◆ Objective: Copy each line below in which the string "category" occurs.

=== Material to process ===

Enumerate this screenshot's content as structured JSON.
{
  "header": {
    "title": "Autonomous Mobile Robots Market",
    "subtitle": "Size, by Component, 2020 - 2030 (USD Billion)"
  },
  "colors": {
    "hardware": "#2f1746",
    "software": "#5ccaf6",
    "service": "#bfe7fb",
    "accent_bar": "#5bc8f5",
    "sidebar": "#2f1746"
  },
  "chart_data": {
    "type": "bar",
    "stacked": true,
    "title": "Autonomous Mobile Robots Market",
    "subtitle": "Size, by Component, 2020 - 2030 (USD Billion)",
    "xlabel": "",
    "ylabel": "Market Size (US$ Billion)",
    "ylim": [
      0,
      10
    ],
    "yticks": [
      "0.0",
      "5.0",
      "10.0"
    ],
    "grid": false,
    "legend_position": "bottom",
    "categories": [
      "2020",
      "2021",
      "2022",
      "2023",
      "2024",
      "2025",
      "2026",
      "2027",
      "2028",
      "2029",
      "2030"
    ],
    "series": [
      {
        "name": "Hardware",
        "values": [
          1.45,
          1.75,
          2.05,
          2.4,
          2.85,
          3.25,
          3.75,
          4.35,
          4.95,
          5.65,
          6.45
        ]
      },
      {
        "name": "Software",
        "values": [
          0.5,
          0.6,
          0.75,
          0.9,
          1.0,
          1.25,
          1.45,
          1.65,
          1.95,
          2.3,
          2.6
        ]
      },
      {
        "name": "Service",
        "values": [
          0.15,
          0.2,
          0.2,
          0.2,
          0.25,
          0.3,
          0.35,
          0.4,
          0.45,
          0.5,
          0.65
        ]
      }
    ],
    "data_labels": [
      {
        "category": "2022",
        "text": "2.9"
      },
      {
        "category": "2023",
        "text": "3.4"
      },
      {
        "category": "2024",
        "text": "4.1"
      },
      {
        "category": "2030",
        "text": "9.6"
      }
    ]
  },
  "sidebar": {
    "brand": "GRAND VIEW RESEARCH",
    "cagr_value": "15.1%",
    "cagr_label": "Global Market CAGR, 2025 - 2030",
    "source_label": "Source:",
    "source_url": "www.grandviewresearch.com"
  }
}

===

◆ Result of the exercise:
        "category": "2022",
        "category": "2023",
        "category": "2024",
        "category": "2030",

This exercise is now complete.